» Exercise:
Quote the whole listing exactly. Leave the pictures out of your copy.

» Records for processing:

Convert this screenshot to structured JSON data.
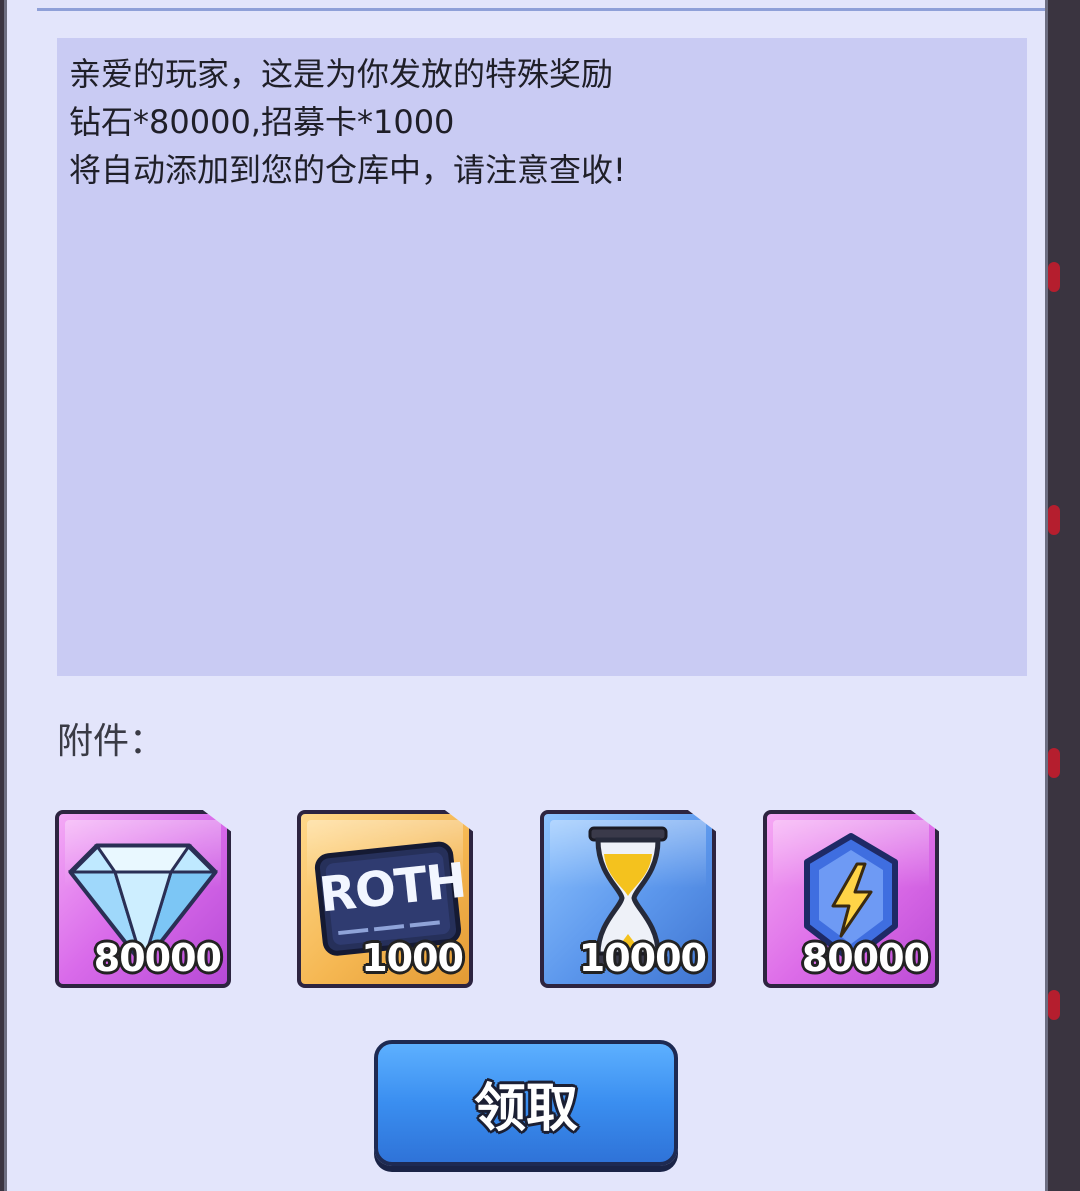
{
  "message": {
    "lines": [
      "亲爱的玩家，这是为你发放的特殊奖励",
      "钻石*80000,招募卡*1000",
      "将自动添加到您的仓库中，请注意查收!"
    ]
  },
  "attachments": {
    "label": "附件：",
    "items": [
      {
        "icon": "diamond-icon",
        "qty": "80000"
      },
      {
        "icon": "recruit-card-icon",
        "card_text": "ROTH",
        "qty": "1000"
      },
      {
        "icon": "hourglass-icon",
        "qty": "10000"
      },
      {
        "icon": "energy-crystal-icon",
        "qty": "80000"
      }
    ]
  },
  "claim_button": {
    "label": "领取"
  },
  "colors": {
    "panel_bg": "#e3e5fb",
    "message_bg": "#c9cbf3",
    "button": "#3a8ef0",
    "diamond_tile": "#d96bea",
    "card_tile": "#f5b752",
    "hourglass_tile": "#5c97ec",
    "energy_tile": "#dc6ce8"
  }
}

» Written answer:
Convert this screenshot to structured JSON data.
{
  "message": {
    "lines": [
      "亲爱的玩家，这是为你发放的特殊奖励",
      "钻石*80000,招募卡*1000",
      "将自动添加到您的仓库中，请注意查收!"
    ]
  },
  "attachments": {
    "label": "附件：",
    "items": [
      {
        "icon": "diamond-icon",
        "qty": "80000"
      },
      {
        "icon": "recruit-card-icon",
        "card_text": "ROTH",
        "qty": "1000"
      },
      {
        "icon": "hourglass-icon",
        "qty": "10000"
      },
      {
        "icon": "energy-crystal-icon",
        "qty": "80000"
      }
    ]
  },
  "claim_button": {
    "label": "领取"
  },
  "colors": {
    "panel_bg": "#e3e5fb",
    "message_bg": "#c9cbf3",
    "button": "#3a8ef0",
    "diamond_tile": "#d96bea",
    "card_tile": "#f5b752",
    "hourglass_tile": "#5c97ec",
    "energy_tile": "#dc6ce8"
  }
}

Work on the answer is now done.